YOUR TASK:
Arrange the entries as a Markdown table with the columns "Row" and "Entry line," starting with the first line and going on through the line that contains "window-title: Library Compiler". Give each line its own numbered row and leave out any blank lines.

Begin

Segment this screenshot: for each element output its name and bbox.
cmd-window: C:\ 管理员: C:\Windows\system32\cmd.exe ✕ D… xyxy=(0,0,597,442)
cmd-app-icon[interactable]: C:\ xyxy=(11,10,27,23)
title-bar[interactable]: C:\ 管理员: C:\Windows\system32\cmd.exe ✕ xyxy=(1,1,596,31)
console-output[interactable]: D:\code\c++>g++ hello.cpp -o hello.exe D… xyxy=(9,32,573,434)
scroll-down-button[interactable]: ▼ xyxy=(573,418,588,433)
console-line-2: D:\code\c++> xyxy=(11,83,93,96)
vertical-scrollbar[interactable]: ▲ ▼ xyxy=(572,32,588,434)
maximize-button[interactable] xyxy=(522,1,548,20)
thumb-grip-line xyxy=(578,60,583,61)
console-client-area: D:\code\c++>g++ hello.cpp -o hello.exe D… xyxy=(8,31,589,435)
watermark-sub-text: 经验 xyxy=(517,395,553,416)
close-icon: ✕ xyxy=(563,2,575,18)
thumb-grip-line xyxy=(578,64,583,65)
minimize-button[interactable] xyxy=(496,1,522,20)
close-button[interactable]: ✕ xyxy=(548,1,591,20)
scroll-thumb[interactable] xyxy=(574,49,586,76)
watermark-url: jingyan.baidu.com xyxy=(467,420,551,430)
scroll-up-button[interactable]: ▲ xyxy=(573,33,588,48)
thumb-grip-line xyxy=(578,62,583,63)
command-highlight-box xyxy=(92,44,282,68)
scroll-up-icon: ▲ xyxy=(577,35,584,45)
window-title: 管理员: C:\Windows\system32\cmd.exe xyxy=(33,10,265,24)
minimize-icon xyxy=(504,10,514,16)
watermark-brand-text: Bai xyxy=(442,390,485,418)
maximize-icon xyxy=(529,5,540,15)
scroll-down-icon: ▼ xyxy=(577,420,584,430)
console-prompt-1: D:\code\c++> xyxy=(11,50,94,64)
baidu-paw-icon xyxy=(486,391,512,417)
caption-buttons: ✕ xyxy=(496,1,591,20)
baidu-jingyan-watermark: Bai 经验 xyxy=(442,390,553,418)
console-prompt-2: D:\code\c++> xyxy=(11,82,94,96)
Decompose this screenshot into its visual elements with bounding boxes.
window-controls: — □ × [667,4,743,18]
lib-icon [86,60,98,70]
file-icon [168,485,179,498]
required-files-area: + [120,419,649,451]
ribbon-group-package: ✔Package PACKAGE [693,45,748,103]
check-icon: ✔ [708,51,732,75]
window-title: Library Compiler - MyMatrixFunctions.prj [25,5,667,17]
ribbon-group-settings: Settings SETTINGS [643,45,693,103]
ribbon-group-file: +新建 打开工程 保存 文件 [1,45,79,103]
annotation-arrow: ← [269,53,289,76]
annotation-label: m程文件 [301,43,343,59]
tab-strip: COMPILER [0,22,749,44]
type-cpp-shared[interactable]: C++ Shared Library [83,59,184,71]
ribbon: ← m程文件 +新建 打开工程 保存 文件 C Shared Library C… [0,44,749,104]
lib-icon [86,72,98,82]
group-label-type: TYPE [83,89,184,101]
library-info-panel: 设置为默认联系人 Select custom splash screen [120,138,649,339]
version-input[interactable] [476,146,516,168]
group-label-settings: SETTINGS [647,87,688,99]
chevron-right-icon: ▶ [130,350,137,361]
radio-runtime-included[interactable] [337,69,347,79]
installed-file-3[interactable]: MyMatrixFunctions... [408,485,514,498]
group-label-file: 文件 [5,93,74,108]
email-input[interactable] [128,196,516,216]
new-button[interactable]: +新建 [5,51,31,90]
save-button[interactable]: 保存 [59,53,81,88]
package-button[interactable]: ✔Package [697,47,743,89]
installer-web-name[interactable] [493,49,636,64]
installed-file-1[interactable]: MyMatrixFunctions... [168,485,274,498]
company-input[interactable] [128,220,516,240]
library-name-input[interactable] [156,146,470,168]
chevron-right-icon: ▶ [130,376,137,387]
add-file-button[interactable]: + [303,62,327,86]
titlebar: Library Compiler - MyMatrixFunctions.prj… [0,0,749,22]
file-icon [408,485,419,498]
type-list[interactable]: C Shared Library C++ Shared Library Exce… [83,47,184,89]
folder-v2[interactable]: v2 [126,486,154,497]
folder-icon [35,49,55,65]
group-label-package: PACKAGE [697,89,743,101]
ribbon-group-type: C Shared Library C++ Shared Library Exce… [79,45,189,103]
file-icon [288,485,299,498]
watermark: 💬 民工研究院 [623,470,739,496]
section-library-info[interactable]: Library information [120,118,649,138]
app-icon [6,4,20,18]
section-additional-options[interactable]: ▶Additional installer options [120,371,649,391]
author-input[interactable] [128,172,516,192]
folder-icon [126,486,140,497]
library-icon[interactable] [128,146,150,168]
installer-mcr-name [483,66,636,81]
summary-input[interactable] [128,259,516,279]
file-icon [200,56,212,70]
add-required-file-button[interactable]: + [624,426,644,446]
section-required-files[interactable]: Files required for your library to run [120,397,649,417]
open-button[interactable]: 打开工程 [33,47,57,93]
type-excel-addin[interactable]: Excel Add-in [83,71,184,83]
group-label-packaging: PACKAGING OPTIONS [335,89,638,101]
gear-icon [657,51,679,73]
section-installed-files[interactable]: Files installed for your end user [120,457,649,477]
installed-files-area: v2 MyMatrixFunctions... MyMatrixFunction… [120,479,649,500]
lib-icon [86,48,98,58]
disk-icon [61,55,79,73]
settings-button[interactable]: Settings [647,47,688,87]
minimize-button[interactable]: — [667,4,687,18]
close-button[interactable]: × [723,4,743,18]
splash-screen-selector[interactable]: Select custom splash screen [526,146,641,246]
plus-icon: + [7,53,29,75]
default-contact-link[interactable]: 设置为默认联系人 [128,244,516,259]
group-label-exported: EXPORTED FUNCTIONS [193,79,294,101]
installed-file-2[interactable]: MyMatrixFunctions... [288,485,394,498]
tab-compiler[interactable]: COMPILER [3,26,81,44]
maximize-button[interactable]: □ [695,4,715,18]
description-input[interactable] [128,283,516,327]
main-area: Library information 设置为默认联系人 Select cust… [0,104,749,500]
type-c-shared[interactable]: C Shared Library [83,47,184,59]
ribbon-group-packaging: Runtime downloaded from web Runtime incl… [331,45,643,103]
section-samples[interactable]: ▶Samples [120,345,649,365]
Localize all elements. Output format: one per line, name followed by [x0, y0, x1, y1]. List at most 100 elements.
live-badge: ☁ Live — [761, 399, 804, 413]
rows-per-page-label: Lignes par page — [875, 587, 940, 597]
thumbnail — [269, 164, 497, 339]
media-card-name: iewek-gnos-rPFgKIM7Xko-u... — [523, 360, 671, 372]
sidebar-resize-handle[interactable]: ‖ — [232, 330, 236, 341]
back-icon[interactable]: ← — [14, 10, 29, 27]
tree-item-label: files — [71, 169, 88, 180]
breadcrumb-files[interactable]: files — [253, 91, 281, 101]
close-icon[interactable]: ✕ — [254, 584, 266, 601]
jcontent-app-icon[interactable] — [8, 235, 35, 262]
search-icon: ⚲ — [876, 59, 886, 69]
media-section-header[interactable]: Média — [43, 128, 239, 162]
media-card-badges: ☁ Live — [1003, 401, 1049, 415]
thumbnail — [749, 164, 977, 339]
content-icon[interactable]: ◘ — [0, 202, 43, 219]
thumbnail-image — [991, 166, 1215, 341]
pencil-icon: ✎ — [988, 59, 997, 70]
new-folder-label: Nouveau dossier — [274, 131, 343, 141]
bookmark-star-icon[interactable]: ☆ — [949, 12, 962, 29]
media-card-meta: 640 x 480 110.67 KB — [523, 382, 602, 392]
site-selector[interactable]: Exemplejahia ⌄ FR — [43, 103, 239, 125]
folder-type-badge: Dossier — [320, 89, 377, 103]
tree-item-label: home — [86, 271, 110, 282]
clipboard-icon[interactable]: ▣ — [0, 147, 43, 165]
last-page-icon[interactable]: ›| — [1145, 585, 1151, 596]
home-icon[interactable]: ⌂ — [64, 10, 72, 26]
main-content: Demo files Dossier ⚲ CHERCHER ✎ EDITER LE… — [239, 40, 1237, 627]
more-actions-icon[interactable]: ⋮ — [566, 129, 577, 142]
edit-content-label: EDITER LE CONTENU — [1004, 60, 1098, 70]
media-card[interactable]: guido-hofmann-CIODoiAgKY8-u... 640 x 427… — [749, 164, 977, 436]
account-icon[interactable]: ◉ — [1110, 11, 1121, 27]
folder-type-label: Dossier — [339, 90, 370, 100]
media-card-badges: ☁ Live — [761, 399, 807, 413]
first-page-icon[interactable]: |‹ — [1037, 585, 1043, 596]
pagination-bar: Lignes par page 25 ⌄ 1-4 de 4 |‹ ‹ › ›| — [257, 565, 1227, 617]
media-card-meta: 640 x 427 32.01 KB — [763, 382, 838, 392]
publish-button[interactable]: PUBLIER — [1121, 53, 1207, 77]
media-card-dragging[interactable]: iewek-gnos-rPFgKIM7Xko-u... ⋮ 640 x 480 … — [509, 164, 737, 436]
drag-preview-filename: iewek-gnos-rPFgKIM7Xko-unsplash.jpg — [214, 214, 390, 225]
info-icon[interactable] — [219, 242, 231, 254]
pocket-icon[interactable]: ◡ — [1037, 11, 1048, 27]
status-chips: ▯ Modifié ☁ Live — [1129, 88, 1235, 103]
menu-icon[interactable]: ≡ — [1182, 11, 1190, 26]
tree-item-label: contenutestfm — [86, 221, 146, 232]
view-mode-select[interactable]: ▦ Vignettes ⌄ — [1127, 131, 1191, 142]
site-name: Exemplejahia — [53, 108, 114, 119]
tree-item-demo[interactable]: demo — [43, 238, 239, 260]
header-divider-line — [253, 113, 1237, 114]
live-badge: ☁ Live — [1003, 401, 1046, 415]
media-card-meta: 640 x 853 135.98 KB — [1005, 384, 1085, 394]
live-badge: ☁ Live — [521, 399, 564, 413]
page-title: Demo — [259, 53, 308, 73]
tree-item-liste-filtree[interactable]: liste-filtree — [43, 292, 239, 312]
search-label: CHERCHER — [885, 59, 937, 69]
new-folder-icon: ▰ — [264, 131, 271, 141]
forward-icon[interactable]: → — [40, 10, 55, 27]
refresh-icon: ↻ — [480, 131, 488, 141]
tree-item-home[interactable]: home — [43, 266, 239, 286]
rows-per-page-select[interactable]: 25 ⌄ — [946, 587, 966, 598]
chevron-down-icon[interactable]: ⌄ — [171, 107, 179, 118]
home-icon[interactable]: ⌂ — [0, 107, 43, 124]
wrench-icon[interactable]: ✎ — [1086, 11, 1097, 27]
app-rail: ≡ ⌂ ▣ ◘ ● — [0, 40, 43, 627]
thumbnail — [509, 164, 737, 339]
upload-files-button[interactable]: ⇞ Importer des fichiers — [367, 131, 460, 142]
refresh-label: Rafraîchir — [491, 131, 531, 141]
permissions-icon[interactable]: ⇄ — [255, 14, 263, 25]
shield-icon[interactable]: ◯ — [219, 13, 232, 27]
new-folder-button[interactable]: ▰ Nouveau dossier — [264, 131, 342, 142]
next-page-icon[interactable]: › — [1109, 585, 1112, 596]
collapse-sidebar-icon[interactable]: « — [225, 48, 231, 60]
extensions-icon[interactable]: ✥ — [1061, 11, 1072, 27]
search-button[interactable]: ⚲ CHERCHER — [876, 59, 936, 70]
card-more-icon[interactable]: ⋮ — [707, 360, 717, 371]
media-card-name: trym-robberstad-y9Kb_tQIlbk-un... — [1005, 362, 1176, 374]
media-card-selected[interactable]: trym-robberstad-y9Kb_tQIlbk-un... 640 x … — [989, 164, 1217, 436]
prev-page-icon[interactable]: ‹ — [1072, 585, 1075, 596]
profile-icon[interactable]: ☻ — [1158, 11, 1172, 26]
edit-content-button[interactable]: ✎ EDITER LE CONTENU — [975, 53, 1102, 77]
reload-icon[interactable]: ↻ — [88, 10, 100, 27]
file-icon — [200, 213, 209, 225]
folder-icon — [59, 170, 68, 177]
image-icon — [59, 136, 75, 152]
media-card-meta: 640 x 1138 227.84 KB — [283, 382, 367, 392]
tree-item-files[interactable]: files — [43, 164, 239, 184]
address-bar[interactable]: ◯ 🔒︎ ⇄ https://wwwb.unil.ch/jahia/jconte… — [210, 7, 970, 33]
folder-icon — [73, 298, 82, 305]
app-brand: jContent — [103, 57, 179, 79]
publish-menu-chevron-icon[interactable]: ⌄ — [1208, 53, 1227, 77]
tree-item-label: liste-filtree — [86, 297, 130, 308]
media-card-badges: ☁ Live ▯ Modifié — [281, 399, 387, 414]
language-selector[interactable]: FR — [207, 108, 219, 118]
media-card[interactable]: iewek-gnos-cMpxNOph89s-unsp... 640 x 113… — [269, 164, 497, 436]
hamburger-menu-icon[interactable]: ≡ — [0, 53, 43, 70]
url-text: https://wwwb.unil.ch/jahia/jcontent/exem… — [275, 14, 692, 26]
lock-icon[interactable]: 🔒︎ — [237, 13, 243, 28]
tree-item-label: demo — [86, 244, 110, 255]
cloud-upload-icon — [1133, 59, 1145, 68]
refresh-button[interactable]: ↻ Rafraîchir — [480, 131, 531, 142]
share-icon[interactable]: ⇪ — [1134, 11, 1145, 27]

End

EXERCISE ANSWER:
| Row | Entry line |
|---|---|
| 1 | Segment this screenshot: for each element output its name and bbox. |
| 2 | cmd-window: C:\ 管理员: C:\Windows\system32\cmd.exe ✕ D… xyxy=(0,0,597,442) |
| 3 | cmd-app-icon[interactable]: C:\ xyxy=(11,10,27,23) |
| 4 | title-bar[interactable]: C:\ 管理员: C:\Windows\system32\cmd.exe ✕ xyxy=(1,1,596,31) |
| 5 | console-output[interactable]: D:\code\c++>g++ hello.cpp -o hello.exe D… xyxy=(9,32,573,434) |
| 6 | scroll-down-button[interactable]: ▼ xyxy=(573,418,588,433) |
| 7 | console-line-2: D:\code\c++> xyxy=(11,83,93,96) |
| 8 | vertical-scrollbar[interactable]: ▲ ▼ xyxy=(572,32,588,434) |
| 9 | maximize-button[interactable] xyxy=(522,1,548,20) |
| 10 | thumb-grip-line xyxy=(578,60,583,61) |
| 11 | console-client-area: D:\code\c++>g++ hello.cpp -o hello.exe D… xyxy=(8,31,589,435) |
| 12 | watermark-sub-text: 经验 xyxy=(517,395,553,416) |
| 13 | close-icon: ✕ xyxy=(563,2,575,18) |
| 14 | thumb-grip-line xyxy=(578,64,583,65) |
| 15 | minimize-button[interactable] xyxy=(496,1,522,20) |
| 16 | close-button[interactable]: ✕ xyxy=(548,1,591,20) |
| 17 | scroll-thumb[interactable] xyxy=(574,49,586,76) |
| 18 | watermark-url: jingyan.baidu.com xyxy=(467,420,551,430) |
| 19 | scroll-up-button[interactable]: ▲ xyxy=(573,33,588,48) |
| 20 | thumb-grip-line xyxy=(578,62,583,63) |
| 21 | command-highlight-box xyxy=(92,44,282,68) |
| 22 | scroll-up-icon: ▲ xyxy=(577,35,584,45) |
| 23 | window-title: 管理员: C:\Windows\system32\cmd.exe xyxy=(33,10,265,24) |
| 24 | minimize-icon xyxy=(504,10,514,16) |
| 25 | watermark-brand-text: Bai xyxy=(442,390,485,418) |
| 26 | maximize-icon xyxy=(529,5,540,15) |
| 27 | scroll-down-icon: ▼ xyxy=(577,420,584,430) |
| 28 | console-prompt-1: D:\code\c++> xyxy=(11,50,94,64) |
| 29 | baidu-paw-icon xyxy=(486,391,512,417) |
| 30 | caption-buttons: ✕ xyxy=(496,1,591,20) |
| 31 | baidu-jingyan-watermark: Bai 经验 xyxy=(442,390,553,418) |
| 32 | console-prompt-2: D:\code\c++> xyxy=(11,82,94,96) |
| 33 | Decompose this screenshot into its visual elements with bounding boxes. |
| 34 | window-controls: — □ × [667,4,743,18] |
| 35 | lib-icon [86,60,98,70] |
| 36 | file-icon [168,485,179,498] |
| 37 | required-files-area: + [120,419,649,451] |
| 38 | ribbon-group-package: ✔Package PACKAGE [693,45,748,103] |
| 39 | check-icon: ✔ [708,51,732,75] |
| 40 | window-title: Library Compiler - MyMatrixFunctions.prj [25,5,667,17] |